┌─ Dataset excerpts

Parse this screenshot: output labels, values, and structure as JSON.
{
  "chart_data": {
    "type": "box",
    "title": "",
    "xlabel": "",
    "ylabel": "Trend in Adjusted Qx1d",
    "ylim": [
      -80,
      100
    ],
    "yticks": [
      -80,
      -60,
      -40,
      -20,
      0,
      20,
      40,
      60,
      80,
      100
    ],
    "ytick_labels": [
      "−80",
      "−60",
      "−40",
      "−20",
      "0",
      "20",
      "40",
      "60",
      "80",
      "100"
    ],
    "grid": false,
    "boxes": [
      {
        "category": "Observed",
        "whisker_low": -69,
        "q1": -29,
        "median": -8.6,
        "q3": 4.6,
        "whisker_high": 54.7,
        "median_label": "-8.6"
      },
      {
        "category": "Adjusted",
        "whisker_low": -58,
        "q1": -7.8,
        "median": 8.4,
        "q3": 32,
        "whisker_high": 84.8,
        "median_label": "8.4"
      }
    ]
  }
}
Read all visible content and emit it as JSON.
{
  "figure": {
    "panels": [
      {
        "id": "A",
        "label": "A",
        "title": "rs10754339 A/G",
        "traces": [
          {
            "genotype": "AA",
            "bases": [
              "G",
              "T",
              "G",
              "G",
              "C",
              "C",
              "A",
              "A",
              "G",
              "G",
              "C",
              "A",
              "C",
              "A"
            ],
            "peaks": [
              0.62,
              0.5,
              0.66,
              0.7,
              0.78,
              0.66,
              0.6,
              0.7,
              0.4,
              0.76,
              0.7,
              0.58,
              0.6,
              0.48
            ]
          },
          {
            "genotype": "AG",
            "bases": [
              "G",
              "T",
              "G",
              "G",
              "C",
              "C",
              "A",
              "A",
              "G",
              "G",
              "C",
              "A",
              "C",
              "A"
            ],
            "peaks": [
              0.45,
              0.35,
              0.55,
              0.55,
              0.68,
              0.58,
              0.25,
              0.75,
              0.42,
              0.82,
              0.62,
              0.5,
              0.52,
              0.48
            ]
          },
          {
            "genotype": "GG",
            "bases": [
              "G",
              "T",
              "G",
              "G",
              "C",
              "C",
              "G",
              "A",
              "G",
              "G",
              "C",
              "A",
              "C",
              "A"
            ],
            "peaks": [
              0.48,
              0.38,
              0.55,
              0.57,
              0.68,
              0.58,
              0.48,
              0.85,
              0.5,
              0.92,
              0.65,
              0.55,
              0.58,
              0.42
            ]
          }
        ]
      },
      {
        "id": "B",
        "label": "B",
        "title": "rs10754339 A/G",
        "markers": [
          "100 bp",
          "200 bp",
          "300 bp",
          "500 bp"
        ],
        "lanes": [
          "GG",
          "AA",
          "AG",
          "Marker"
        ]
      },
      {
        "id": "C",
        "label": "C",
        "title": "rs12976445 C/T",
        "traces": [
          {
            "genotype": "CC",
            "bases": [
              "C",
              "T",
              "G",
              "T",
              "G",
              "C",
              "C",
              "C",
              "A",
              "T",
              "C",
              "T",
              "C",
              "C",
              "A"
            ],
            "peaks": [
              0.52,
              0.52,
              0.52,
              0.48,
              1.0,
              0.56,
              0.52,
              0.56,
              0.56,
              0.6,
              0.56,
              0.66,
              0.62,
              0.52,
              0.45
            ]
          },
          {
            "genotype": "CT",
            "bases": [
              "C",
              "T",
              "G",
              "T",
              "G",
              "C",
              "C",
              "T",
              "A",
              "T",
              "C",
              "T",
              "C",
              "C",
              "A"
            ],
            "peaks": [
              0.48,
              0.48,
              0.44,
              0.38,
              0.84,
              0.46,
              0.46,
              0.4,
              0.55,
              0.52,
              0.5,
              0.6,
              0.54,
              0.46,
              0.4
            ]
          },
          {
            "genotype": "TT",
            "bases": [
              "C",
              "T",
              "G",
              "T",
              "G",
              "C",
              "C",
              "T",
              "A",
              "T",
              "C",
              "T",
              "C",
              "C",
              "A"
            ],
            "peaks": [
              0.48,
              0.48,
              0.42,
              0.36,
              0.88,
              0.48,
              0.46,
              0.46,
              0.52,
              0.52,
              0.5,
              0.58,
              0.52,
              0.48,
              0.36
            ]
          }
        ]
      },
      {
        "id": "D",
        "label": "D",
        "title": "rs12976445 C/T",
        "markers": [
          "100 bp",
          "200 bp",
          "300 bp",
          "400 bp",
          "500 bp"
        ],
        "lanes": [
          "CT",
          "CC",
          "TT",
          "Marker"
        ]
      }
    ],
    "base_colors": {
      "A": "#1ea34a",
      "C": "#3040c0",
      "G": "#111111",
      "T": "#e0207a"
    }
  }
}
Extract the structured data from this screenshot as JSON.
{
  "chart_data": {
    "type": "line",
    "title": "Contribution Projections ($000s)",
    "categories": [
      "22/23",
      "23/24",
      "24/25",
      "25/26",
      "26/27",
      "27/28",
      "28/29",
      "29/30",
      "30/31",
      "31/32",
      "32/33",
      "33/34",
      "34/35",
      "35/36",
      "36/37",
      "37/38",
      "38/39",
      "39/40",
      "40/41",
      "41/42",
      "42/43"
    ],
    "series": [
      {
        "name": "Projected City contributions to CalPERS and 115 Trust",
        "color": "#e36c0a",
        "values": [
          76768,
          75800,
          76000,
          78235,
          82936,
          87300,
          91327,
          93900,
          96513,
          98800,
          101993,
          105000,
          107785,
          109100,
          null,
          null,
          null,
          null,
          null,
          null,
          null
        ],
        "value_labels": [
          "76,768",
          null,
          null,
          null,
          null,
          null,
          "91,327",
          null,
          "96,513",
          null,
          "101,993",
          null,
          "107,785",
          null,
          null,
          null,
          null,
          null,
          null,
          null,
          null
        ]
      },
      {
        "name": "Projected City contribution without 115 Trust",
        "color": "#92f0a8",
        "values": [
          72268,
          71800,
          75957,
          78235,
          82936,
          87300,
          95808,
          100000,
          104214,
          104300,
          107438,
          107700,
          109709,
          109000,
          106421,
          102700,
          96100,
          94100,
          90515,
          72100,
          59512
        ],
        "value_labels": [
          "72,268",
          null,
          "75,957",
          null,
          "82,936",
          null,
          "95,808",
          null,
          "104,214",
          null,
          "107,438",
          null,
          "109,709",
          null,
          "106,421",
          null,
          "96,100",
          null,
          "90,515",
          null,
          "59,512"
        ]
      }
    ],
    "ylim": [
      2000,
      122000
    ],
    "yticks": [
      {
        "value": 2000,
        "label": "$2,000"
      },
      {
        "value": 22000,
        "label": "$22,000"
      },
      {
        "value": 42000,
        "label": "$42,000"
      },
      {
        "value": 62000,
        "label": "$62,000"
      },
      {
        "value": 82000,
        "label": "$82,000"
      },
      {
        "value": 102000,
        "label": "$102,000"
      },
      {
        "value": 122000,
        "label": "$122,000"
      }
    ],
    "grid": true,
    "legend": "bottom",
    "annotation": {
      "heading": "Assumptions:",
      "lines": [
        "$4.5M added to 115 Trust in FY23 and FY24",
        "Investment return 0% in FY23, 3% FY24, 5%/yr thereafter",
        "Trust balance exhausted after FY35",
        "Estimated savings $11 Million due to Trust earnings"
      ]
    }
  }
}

└─

Copy out the whole listing exactly; please set it all down.

Parse this screenshot: output labels, values, and structure as JSON.
{
  "chart_data": {
    "type": "box",
    "title": "",
    "xlabel": "",
    "ylabel": "Trend in Adjusted Qx1d",
    "ylim": [
      -80,
      100
    ],
    "yticks": [
      -80,
      -60,
      -40,
      -20,
      0,
      20,
      40,
      60,
      80,
      100
    ],
    "ytick_labels": [
      "−80",
      "−60",
      "−40",
      "−20",
      "0",
      "20",
      "40",
      "60",
      "80",
      "100"
    ],
    "grid": false,
    "boxes": [
      {
        "category": "Observed",
        "whisker_low": -69,
        "q1": -29,
        "median": -8.6,
        "q3": 4.6,
        "whisker_high": 54.7,
        "median_label": "-8.6"
      },
      {
        "category": "Adjusted",
        "whisker_low": -58,
        "q1": -7.8,
        "median": 8.4,
        "q3": 32,
        "whisker_high": 84.8,
        "median_label": "8.4"
      }
    ]
  }
}
Read all visible content and emit it as JSON.
{
  "figure": {
    "panels": [
      {
        "id": "A",
        "label": "A",
        "title": "rs10754339 A/G",
        "traces": [
          {
            "genotype": "AA",
            "bases": [
              "G",
              "T",
              "G",
              "G",
              "C",
              "C",
              "A",
              "A",
              "G",
              "G",
              "C",
              "A",
              "C",
              "A"
            ],
            "peaks": [
              0.62,
              0.5,
              0.66,
              0.7,
              0.78,
              0.66,
              0.6,
              0.7,
              0.4,
              0.76,
              0.7,
              0.58,
              0.6,
              0.48
            ]
          },
          {
            "genotype": "AG",
            "bases": [
              "G",
              "T",
              "G",
              "G",
              "C",
              "C",
              "A",
              "A",
              "G",
              "G",
              "C",
              "A",
              "C",
              "A"
            ],
            "peaks": [
              0.45,
              0.35,
              0.55,
              0.55,
              0.68,
              0.58,
              0.25,
              0.75,
              0.42,
              0.82,
              0.62,
              0.5,
              0.52,
              0.48
            ]
          },
          {
            "genotype": "GG",
            "bases": [
              "G",
              "T",
              "G",
              "G",
              "C",
              "C",
              "G",
              "A",
              "G",
              "G",
              "C",
              "A",
              "C",
              "A"
            ],
            "peaks": [
              0.48,
              0.38,
              0.55,
              0.57,
              0.68,
              0.58,
              0.48,
              0.85,
              0.5,
              0.92,
              0.65,
              0.55,
              0.58,
              0.42
            ]
          }
        ]
      },
      {
        "id": "B",
        "label": "B",
        "title": "rs10754339 A/G",
        "markers": [
          "100 bp",
          "200 bp",
          "300 bp",
          "500 bp"
        ],
        "lanes": [
          "GG",
          "AA",
          "AG",
          "Marker"
        ]
      },
      {
        "id": "C",
        "label": "C",
        "title": "rs12976445 C/T",
        "traces": [
          {
            "genotype": "CC",
            "bases": [
              "C",
              "T",
              "G",
              "T",
              "G",
              "C",
              "C",
              "C",
              "A",
              "T",
              "C",
              "T",
              "C",
              "C",
              "A"
            ],
            "peaks": [
              0.52,
              0.52,
              0.52,
              0.48,
              1.0,
              0.56,
              0.52,
              0.56,
              0.56,
              0.6,
              0.56,
              0.66,
              0.62,
              0.52,
              0.45
            ]
          },
          {
            "genotype": "CT",
            "bases": [
              "C",
              "T",
              "G",
              "T",
              "G",
              "C",
              "C",
              "T",
              "A",
              "T",
              "C",
              "T",
              "C",
              "C",
              "A"
            ],
            "peaks": [
              0.48,
              0.48,
              0.44,
              0.38,
              0.84,
              0.46,
              0.46,
              0.4,
              0.55,
              0.52,
              0.5,
              0.6,
              0.54,
              0.46,
              0.4
            ]
          },
          {
            "genotype": "TT",
            "bases": [
              "C",
              "T",
              "G",
              "T",
              "G",
              "C",
              "C",
              "T",
              "A",
              "T",
              "C",
              "T",
              "C",
              "C",
              "A"
            ],
            "peaks": [
              0.48,
              0.48,
              0.42,
              0.36,
              0.88,
              0.48,
              0.46,
              0.46,
              0.52,
              0.52,
              0.5,
              0.58,
              0.52,
              0.48,
              0.36
            ]
          }
        ]
      },
      {
        "id": "D",
        "label": "D",
        "title": "rs12976445 C/T",
        "markers": [
          "100 bp",
          "200 bp",
          "300 bp",
          "400 bp",
          "500 bp"
        ],
        "lanes": [
          "CT",
          "CC",
          "TT",
          "Marker"
        ]
      }
    ],
    "base_colors": {
      "A": "#1ea34a",
      "C": "#3040c0",
      "G": "#111111",
      "T": "#e0207a"
    }
  }
}
Extract the structured data from this screenshot as JSON.
{
  "chart_data": {
    "type": "line",
    "title": "Contribution Projections ($000s)",
    "categories": [
      "22/23",
      "23/24",
      "24/25",
      "25/26",
      "26/27",
      "27/28",
      "28/29",
      "29/30",
      "30/31",
      "31/32",
      "32/33",
      "33/34",
      "34/35",
      "35/36",
      "36/37",
      "37/38",
      "38/39",
      "39/40",
      "40/41",
      "41/42",
      "42/43"
    ],
    "series": [
      {
        "name": "Projected City contributions to CalPERS and 115 Trust",
        "color": "#e36c0a",
        "values": [
          76768,
          75800,
          76000,
          78235,
          82936,
          87300,
          91327,
          93900,
          96513,
          98800,
          101993,
          105000,
          107785,
          109100,
          null,
          null,
          null,
          null,
          null,
          null,
          null
        ],
        "value_labels": [
          "76,768",
          null,
          null,
          null,
          null,
          null,
          "91,327",
          null,
          "96,513",
          null,
          "101,993",
          null,
          "107,785",
          null,
          null,
          null,
          null,
          null,
          null,
          null,
          null
        ]
      },
      {
        "name": "Projected City contribution without 115 Trust",
        "color": "#92f0a8",
        "values": [
          72268,
          71800,
          75957,
          78235,
          82936,
          87300,
          95808,
          100000,
          104214,
          104300,
          107438,
          107700,
          109709,
          109000,
          106421,
          102700,
          96100,
          94100,
          90515,
          72100,
          59512
        ],
        "value_labels": [
          "72,268",
          null,
          "75,957",
          null,
          "82,936",
          null,
          "95,808",
          null,
          "104,214",
          null,
          "107,438",
          null,
          "109,709",
          null,
          "106,421",
          null,
          "96,100",
          null,
          "90,515",
          null,
          "59,512"
        ]
      }
    ],
    "ylim": [
      2000,
      122000
    ],
    "yticks": [
      {
        "value": 2000,
        "label": "$2,000"
      },
      {
        "value": 22000,
        "label": "$22,000"
      },
      {
        "value": 42000,
        "label": "$42,000"
      },
      {
        "value": 62000,
        "label": "$62,000"
      },
      {
        "value": 82000,
        "label": "$82,000"
      },
      {
        "value": 102000,
        "label": "$102,000"
      },
      {
        "value": 122000,
        "label": "$122,000"
      }
    ],
    "grid": true,
    "legend": "bottom",
    "annotation": {
      "heading": "Assumptions:",
      "lines": [
        "$4.5M added to 115 Trust in FY23 and FY24",
        "Investment return 0% in FY23, 3% FY24, 5%/yr thereafter",
        "Trust balance exhausted after FY35",
        "Estimated savings $11 Million due to Trust earnings"
      ]
    }
  }
}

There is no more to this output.